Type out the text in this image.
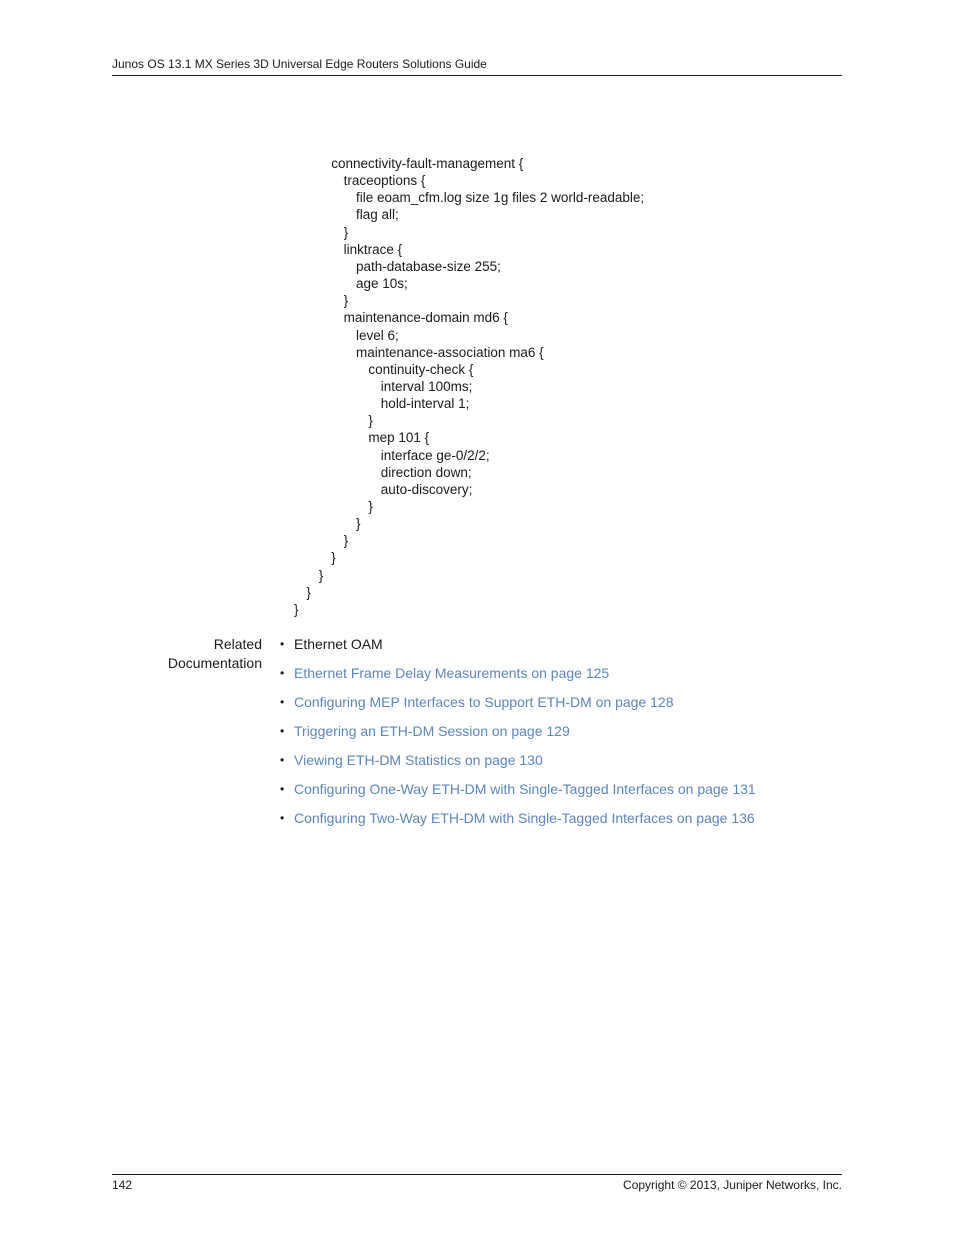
Junos OS 13.1 MX Series 3D Universal Edge Routers Solutions Guide
connectivity-fault-management {
traceoptions {
file eoam_cfm.log size 1g files 2 world-readable;
flag all;
}
linktrace {
path-database-size 255;
age 10s;
}
maintenance-domain md6 {
level 6;
maintenance-association ma6 {
continuity-check {
interval 100ms;
hold-interval 1;
}
mep 101 {
interface ge-0/2/2;
direction down;
auto-discovery;
}
}
}
}
}
}
}
Related
Documentation
• Ethernet OAM
• Ethernet Frame Delay Measurements on page 125
• Configuring MEP Interfaces to Support ETH-DM on page 128
• Triggering an ETH-DM Session on page 129
• Viewing ETH-DM Statistics on page 130
• Configuring One-Way ETH-DM with Single-Tagged Interfaces on page 131
• Configuring Two-Way ETH-DM with Single-Tagged Interfaces on page 136
142	Copyright © 2013, Juniper Networks, Inc.
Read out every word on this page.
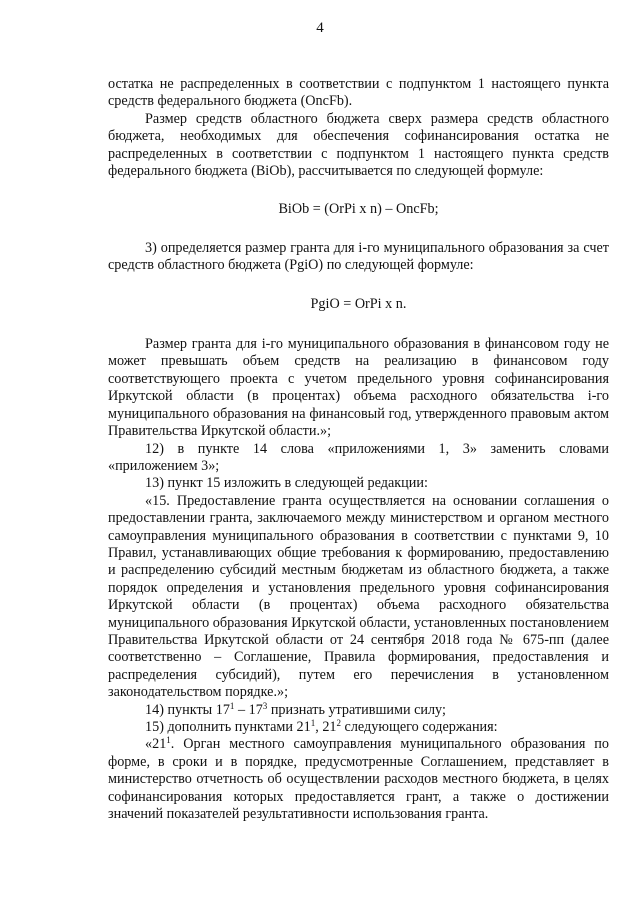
4

остатка не распределенных в соответствии с подпунктом 1 настоящего пункта средств федерального бюджета (OncFb).

Размер средств областного бюджета сверх размера средств областного бюджета, необходимых для обеспечения софинансирования остатка не распределенных в соответствии с подпунктом 1 настоящего пункта средств федерального бюджета (BiOb), рассчитывается по следующей формуле:

BiOb = (OrPi x n) – OncFb;

3) определяется размер гранта для i-го муниципального образования за счет средств областного бюджета (PgiO) по следующей формуле:

PgiO = OrPi x n.

Размер гранта для i-го муниципального образования в финансовом году не может превышать объем средств на реализацию в финансовом году соответствующего проекта с учетом предельного уровня софинансирования Иркутской области (в процентах) объема расходного обязательства i-го муниципального образования на финансовый год, утвержденного правовым актом Правительства Иркутской области.»;

12) в пункте 14 слова «приложениями 1, 3» заменить словами «приложением 3»;

13) пункт 15 изложить в следующей редакции:

«15. Предоставление гранта осуществляется на основании соглашения о предоставлении гранта, заключаемого между министерством и органом местного самоуправления муниципального образования в соответствии с пунктами 9, 10 Правил, устанавливающих общие требования к формированию, предоставлению и распределению субсидий местным бюджетам из областного бюджета, а также порядок определения и установления предельного уровня софинансирования Иркутской области (в процентах) объема расходного обязательства муниципального образования Иркутской области, установленных постановлением Правительства Иркутской области от 24 сентября 2018 года № 675-пп (далее соответственно – Соглашение, Правила формирования, предоставления и распределения субсидий), путем его перечисления в установленном законодательством порядке.»;

14) пункты $17^1 - 17^3$ признать утратившими силу;

15) дополнить пунктами $21^1$, $21^2$ следующего содержания:

«$21^1$. Орган местного самоуправления муниципального образования по форме, в сроки и в порядке, предусмотренные Соглашением, представляет в министерство отчетность об осуществлении расходов местного бюджета, в целях софинансирования которых предоставляется грант, а также о достижении значений показателей результативности использования гранта.
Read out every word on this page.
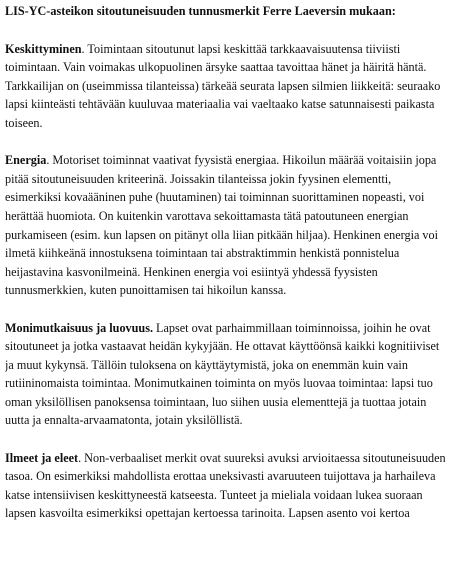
LIS-YC-asteikon sitoutuneisuuden tunnusmerkit Ferre Laeversin mukaan:

Keskittyminen. Toimintaan sitoutunut lapsi keskittää tarkkaavaisuutensa tiiviisti toimintaan. Vain voimakas ulkopuolinen ärsyke saattaa tavoittaa hänet ja häiritä häntä. Tarkkailijan on (useimmissa tilanteissa) tärkeää seurata lapsen silmien liikkeitä: seuraako lapsi kiinteästi tehtävään kuuluvaa materiaalia vai vaeltaako katse satunnaisesti paikasta toiseen.

Energia. Motoriset toiminnat vaativat fyysistä energiaa. Hikoilun määrää voitaisiin jopa pitää sitoutuneisuuden kriteerinä. Joissakin tilanteissa jokin fyysinen elementti, esimerkiksi kovaääninen puhe (huutaminen) tai toiminnan suorittaminen nopeasti, voi herättää huomiota. On kuitenkin varottava sekoittamasta tätä patoutuneen energian purkamiseen (esim. kun lapsen on pitänyt olla liian pitkään hiljaa). Henkinen energia voi ilmetä kiihkeänä innostuksena toimintaan tai abstraktimmin henkistä ponnistelua heijastavina kasvonilmeinä. Henkinen energia voi esiintyä yhdessä fyysisten tunnusmerkkien, kuten punoittamisen tai hikoilun kanssa.

Monimutkaisuus ja luovuus. Lapset ovat parhaimmillaan toiminnoissa, joihin he ovat sitoutuneet ja jotka vastaavat heidän kykyjään. He ottavat käyttöönsä kaikki kognitiiviset ja muut kykynsä. Tällöin tuloksena on käyttäytymistä, joka on enemmän kuin vain rutiininomaista toimintaa. Monimutkainen toiminta on myös luovaa toimintaa: lapsi tuo oman yksilöllisen panoksensa toimintaan, luo siihen uusia elementtejä ja tuottaa jotain uutta ja ennalta-arvaamatonta, jotain yksilöllistä.

Ilmeet ja eleet. Non-verbaaliset merkit ovat suureksi avuksi arvioitaessa sitoutuneisuuden tasoa. On esimerkiksi mahdollista erottaa uneksivasti avaruuteen tuijottava ja harhaileva katse intensiivisen keskittyneestä katseesta. Tunteet ja mieliala voidaan lukea suoraan lapsen kasvoilta esimerkiksi opettajan kertoessa tarinoita. Lapsen asento voi kertoa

--------------------

▶ TASK INSTRUCTIONS
Select every line in the material above where the string "Single" occurs, and copy it.

▶ REPLY
• Configuring One-Way ETH-DM with Single-Tagged Interfaces on page 131
• Configuring Two-Way ETH-DM with Single-Tagged Interfaces on page 136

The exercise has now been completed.